▶ **GOAL**
List each line of the data that holds the string "title", please.

▶ **DATASET**
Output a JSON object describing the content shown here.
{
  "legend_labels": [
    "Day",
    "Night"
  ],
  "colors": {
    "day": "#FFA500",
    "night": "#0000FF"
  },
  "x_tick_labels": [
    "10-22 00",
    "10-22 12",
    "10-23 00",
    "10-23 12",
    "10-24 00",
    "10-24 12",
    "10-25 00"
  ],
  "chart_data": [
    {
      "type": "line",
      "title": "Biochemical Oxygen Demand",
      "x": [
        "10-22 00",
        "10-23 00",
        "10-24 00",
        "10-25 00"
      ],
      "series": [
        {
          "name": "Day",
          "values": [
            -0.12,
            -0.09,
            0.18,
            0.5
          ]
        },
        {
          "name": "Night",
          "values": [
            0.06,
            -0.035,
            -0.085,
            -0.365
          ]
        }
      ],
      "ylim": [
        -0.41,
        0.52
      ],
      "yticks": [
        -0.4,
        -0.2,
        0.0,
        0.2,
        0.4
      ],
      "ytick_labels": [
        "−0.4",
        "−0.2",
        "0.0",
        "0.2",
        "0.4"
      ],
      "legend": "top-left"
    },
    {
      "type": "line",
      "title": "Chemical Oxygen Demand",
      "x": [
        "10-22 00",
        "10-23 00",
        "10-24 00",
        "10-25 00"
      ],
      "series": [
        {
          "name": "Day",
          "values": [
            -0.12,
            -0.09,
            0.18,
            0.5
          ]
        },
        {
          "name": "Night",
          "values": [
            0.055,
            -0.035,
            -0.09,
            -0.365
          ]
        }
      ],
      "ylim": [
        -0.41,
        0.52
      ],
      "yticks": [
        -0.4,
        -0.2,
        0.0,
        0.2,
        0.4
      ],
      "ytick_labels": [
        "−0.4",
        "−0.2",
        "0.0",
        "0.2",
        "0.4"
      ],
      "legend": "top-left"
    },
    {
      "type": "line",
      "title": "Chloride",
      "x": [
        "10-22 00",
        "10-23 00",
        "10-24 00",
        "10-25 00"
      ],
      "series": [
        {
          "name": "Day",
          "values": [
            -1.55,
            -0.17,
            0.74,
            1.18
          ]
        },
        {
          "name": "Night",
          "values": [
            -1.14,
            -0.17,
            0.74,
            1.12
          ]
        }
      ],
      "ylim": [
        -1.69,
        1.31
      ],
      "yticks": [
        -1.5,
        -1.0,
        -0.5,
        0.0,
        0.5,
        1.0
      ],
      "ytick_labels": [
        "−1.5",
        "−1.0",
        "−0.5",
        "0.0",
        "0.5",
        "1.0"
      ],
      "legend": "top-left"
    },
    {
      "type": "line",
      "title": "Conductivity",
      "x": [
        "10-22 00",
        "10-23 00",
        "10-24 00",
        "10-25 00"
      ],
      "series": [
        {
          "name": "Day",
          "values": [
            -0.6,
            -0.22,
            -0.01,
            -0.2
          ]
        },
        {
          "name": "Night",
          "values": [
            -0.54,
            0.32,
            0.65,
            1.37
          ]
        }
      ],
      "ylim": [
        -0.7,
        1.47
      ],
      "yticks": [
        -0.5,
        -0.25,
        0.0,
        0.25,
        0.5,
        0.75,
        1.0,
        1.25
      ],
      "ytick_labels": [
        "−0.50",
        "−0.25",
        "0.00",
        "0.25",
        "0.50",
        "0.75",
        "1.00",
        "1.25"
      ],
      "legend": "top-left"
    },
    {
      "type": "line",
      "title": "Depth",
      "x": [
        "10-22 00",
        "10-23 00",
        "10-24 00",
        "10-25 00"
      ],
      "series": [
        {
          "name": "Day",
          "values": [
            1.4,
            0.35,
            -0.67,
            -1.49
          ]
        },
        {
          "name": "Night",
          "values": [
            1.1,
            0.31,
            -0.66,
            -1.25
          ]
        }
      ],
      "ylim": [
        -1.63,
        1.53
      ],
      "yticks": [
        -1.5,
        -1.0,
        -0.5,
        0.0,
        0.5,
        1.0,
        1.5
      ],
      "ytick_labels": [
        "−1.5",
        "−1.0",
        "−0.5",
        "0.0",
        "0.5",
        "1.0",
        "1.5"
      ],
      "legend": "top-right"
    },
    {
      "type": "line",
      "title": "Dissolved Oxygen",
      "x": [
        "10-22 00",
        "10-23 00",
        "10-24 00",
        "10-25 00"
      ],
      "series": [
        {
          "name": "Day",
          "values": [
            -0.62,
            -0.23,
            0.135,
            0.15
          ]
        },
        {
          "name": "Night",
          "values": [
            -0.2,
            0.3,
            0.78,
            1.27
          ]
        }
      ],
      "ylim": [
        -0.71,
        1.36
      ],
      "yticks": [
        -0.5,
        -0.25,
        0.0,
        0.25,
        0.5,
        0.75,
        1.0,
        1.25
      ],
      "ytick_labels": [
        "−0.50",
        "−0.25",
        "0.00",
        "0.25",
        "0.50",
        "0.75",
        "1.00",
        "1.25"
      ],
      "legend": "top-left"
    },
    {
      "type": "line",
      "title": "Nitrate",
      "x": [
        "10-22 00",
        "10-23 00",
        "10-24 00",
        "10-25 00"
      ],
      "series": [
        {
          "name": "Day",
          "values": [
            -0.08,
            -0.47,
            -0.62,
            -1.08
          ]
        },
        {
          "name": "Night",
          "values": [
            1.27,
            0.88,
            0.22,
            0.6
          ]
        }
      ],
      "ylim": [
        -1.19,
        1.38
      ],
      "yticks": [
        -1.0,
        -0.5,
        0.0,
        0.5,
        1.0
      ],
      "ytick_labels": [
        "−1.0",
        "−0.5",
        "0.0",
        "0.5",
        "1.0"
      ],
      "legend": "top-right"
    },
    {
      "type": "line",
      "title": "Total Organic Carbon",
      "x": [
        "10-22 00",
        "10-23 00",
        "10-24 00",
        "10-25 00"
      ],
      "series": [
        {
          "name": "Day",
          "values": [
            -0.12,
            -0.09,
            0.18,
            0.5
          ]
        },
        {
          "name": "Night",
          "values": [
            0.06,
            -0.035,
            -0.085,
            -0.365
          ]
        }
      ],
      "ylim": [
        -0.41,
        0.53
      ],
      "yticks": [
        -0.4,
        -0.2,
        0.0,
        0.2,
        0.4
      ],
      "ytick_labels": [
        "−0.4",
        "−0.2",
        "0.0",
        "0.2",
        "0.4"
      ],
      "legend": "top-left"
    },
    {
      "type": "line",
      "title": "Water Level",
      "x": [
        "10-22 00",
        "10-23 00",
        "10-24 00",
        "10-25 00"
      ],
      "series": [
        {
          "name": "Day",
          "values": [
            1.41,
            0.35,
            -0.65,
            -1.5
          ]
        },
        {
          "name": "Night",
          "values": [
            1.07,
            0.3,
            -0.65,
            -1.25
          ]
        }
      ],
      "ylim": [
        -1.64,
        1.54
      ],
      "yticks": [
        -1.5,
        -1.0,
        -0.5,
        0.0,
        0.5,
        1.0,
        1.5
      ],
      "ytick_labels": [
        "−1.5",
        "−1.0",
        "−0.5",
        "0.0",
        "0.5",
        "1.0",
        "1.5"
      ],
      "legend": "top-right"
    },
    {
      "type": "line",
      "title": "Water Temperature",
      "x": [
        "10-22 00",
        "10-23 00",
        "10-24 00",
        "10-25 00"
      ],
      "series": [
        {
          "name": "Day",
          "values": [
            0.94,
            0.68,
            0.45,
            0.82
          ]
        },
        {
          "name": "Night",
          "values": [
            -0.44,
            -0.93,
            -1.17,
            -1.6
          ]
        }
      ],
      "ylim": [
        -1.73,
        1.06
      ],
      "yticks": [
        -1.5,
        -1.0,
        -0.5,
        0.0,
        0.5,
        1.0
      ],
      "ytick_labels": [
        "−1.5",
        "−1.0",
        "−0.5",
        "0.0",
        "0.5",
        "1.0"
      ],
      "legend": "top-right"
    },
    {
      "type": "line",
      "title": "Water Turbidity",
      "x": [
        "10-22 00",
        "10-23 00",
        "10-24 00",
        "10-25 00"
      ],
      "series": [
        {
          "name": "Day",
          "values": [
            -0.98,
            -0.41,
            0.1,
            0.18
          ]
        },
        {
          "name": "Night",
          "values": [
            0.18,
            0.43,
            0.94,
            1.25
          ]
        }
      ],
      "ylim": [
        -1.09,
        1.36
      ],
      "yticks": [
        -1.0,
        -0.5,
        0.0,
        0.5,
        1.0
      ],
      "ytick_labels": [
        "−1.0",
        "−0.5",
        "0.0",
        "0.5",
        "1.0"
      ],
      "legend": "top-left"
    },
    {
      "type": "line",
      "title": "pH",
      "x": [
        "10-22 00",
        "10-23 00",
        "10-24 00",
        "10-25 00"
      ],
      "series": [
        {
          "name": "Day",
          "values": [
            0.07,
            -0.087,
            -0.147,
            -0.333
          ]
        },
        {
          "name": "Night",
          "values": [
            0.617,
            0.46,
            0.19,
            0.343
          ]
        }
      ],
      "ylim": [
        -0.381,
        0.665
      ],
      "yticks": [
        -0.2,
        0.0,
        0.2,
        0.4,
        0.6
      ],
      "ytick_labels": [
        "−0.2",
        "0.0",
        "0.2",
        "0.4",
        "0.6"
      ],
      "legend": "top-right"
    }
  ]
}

▶ **CORRECT ANSWER**
      "title": "Biochemical Oxygen Demand",
      "title": "Chemical Oxygen Demand",
      "title": "Chloride",
      "title": "Conductivity",
      "title": "Depth",
      "title": "Dissolved Oxygen",
      "title": "Nitrate",
      "title": "Total Organic Carbon",
      "title": "Water Level",
      "title": "Water Temperature",
      "title": "Water Turbidity",
      "title": "pH",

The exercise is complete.